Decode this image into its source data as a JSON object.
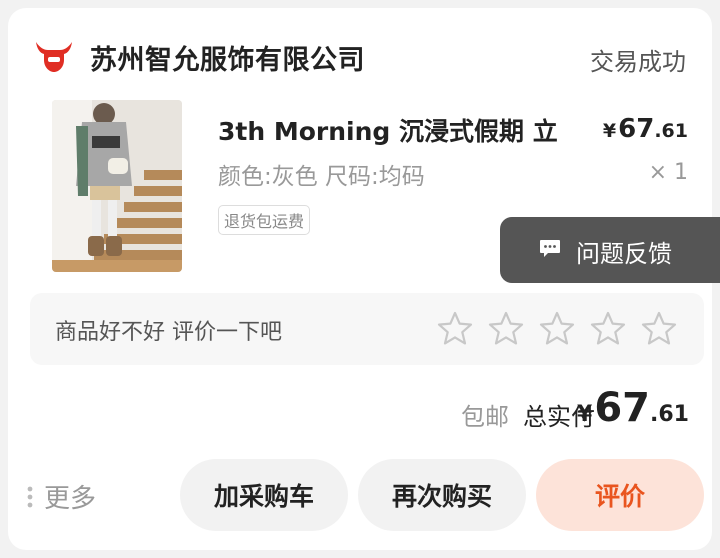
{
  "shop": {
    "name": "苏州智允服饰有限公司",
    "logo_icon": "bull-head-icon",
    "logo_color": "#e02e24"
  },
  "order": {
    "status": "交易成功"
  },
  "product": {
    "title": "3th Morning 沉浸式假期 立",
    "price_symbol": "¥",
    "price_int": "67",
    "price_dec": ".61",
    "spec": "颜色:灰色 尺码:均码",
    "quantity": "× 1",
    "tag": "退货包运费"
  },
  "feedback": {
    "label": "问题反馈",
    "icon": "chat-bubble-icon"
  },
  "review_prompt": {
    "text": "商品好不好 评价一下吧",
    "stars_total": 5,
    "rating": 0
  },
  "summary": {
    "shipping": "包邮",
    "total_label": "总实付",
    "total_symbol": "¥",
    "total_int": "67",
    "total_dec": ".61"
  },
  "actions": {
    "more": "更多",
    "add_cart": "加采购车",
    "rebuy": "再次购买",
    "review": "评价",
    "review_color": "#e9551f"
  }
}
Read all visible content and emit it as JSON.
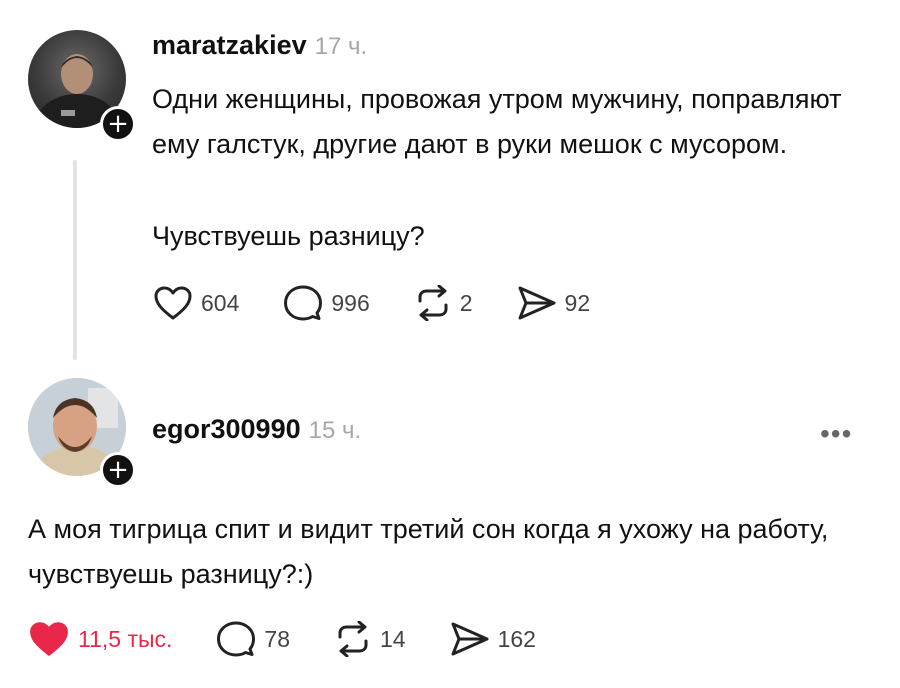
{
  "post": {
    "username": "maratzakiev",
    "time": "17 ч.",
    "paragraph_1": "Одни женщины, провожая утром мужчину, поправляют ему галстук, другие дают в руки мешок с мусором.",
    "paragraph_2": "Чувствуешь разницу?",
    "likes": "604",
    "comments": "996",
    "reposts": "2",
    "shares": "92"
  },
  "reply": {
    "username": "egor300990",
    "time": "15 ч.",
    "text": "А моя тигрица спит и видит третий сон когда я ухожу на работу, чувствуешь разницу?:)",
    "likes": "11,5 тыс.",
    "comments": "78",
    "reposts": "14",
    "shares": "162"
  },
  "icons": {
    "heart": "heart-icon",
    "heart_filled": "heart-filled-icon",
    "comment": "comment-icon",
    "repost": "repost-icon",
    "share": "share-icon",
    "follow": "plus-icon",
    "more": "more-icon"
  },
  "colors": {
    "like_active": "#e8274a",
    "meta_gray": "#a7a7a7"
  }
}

********

THE TASK. Report how many lines of the data hold the string "JSON"; give only the number.

TASK RESPONSE. 2